=== PROBLEM TO WORK ON ===
Identify every line in the records below that contains the word "MGDA", and reproduce each one.

=== RECORD SET ===
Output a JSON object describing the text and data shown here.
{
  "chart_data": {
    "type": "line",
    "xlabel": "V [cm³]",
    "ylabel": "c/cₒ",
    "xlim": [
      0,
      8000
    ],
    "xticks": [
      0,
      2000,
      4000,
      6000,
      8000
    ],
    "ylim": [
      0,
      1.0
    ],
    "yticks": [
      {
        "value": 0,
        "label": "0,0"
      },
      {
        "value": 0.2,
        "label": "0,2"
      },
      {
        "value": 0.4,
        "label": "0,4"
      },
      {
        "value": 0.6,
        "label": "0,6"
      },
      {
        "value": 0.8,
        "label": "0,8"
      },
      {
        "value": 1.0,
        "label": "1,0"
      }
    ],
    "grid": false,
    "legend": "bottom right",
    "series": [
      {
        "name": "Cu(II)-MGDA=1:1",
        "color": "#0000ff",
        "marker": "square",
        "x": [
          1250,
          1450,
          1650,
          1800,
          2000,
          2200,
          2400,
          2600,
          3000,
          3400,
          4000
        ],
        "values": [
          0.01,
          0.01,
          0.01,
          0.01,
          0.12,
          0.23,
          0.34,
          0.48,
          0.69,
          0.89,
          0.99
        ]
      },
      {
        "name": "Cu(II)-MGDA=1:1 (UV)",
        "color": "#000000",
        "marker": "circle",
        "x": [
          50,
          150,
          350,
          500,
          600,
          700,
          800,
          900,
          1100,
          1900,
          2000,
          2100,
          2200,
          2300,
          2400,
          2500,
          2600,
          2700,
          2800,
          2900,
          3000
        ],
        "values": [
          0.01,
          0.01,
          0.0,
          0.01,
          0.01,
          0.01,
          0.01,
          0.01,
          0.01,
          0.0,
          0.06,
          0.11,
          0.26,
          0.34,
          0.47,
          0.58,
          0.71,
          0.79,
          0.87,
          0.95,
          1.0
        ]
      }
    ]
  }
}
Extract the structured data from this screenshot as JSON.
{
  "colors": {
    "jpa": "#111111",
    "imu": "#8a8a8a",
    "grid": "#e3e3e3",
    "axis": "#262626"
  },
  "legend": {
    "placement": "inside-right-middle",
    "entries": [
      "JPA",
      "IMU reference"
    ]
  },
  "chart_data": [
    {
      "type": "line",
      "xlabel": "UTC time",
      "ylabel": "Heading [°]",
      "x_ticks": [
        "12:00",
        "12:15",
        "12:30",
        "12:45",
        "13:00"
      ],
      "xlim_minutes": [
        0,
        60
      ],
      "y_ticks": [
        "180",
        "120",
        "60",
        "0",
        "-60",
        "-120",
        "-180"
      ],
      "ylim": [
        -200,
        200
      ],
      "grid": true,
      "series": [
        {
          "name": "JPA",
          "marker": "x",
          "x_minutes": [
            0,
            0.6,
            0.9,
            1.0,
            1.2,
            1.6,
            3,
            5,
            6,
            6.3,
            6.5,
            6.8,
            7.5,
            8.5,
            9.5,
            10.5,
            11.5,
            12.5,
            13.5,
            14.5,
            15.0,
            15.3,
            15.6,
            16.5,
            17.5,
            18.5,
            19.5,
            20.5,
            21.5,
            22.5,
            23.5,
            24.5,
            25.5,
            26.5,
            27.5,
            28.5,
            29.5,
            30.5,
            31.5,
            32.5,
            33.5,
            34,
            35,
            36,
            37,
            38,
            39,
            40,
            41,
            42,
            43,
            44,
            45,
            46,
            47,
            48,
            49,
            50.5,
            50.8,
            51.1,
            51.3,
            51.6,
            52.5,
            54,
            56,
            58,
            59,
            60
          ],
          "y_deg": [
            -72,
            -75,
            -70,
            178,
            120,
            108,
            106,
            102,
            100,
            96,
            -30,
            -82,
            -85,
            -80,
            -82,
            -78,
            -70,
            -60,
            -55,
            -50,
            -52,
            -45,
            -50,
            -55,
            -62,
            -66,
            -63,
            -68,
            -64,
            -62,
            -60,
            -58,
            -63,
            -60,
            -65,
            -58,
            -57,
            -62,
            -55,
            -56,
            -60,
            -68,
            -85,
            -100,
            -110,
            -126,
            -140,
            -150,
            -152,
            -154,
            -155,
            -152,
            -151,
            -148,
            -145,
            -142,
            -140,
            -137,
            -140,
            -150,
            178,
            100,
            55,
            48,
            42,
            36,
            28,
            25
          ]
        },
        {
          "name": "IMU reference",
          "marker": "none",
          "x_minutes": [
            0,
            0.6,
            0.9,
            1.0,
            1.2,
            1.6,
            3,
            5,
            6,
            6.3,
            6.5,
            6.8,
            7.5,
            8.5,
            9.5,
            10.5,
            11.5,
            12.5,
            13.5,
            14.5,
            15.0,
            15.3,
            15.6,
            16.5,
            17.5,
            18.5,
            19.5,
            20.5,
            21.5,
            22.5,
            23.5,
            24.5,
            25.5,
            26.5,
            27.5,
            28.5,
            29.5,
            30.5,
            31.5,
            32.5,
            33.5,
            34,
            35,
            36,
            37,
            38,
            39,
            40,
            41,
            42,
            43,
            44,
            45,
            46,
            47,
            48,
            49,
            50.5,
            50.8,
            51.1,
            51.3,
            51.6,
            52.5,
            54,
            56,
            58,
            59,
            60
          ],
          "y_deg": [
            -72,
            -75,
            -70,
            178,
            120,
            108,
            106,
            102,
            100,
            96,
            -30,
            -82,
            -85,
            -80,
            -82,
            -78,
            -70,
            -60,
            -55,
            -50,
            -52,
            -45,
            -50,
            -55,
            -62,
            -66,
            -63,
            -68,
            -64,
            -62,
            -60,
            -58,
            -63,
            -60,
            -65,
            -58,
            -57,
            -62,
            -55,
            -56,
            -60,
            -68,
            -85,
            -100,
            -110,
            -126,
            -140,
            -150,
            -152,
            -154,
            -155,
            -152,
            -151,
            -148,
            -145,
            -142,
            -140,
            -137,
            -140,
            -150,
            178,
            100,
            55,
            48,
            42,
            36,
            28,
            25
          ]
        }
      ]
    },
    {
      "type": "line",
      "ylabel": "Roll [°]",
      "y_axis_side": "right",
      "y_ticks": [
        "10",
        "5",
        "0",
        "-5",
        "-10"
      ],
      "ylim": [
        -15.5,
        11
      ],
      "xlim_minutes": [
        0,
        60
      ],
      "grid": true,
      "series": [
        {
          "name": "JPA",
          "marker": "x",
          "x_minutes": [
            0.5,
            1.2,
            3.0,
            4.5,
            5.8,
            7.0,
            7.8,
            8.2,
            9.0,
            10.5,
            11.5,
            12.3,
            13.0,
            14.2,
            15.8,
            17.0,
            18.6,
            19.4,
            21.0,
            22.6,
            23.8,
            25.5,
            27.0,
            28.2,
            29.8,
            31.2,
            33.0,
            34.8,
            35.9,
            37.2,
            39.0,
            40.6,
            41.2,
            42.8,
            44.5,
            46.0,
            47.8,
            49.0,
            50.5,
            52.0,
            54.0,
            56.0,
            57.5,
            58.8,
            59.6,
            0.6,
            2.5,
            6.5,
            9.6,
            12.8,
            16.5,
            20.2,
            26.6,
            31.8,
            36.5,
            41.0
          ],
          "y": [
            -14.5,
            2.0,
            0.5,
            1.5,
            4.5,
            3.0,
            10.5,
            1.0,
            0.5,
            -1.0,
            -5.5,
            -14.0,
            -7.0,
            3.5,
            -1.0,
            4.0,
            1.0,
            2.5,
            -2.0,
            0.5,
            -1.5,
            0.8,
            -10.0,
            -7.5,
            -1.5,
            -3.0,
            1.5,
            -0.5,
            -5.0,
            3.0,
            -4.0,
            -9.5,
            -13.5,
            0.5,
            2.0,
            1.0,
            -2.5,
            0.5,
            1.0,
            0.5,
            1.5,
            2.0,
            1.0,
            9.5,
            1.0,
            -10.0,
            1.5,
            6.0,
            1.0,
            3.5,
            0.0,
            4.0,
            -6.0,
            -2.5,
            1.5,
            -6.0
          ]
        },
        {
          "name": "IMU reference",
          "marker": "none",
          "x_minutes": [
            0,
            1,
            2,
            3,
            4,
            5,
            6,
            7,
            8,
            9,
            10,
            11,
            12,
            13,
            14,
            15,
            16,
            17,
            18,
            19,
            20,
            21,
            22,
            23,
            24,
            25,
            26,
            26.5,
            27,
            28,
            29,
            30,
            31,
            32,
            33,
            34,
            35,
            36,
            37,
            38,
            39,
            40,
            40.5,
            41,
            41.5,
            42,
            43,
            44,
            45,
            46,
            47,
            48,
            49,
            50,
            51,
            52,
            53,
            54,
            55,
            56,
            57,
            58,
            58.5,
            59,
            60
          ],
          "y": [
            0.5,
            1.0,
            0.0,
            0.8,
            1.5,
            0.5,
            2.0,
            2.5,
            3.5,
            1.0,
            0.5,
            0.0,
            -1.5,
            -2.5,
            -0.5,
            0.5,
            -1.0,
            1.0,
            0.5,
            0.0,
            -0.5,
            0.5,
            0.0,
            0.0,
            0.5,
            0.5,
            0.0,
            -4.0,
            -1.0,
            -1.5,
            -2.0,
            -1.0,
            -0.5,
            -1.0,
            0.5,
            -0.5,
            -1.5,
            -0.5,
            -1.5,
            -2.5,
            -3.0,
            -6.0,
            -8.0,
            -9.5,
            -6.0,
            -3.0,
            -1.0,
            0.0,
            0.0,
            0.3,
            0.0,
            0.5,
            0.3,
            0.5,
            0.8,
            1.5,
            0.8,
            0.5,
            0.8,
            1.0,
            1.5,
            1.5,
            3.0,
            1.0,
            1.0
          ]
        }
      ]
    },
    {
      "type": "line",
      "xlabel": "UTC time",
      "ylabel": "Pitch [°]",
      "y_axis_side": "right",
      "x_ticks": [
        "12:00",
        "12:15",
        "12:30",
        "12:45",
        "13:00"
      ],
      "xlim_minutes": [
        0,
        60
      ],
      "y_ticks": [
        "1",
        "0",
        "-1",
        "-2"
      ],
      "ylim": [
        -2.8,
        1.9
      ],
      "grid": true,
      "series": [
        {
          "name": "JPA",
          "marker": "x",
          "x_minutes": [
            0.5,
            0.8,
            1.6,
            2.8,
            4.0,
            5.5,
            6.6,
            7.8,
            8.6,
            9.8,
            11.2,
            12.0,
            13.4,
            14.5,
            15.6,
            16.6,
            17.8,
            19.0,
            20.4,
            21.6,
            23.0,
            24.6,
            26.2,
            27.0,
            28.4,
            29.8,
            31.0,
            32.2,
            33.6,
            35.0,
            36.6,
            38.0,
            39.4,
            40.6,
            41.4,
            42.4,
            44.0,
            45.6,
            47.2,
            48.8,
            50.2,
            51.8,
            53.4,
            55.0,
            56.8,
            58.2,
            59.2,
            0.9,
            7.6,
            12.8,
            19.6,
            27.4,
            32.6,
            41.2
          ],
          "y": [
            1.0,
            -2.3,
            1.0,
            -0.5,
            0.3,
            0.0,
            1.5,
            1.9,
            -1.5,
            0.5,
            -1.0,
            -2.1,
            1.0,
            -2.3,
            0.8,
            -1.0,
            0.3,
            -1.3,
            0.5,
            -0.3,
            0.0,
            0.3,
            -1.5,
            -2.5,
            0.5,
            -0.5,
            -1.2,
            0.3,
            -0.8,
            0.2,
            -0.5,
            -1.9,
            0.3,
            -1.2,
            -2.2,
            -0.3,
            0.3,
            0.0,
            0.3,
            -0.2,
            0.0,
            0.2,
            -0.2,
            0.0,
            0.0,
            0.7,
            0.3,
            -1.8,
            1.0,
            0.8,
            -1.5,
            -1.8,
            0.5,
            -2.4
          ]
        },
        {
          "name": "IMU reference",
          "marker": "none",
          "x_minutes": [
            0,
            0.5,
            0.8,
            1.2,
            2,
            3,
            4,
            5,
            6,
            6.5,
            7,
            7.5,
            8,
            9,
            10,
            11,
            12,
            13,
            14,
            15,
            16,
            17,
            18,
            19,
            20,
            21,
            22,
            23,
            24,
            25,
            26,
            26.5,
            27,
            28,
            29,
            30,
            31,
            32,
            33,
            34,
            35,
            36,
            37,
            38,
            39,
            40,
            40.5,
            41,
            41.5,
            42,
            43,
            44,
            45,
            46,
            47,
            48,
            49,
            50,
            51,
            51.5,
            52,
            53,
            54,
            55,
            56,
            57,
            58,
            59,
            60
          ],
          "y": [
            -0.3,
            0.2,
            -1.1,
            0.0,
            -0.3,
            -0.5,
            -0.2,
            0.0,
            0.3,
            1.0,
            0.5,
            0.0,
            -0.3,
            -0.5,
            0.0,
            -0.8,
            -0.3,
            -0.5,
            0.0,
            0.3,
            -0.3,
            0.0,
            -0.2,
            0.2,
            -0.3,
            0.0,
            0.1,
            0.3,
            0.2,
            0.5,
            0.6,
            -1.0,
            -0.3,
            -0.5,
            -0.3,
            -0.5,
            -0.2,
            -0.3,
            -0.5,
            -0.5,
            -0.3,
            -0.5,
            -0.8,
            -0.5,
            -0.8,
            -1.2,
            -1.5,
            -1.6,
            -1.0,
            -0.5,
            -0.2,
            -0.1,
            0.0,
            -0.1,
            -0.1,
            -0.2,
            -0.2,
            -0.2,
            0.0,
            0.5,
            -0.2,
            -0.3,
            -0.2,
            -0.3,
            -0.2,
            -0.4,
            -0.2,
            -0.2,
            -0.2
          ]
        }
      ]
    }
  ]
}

=== EXPECTED ANSWER ===
        "name": "Cu(II)-MGDA=1:1",
        "name": "Cu(II)-MGDA=1:1 (UV)",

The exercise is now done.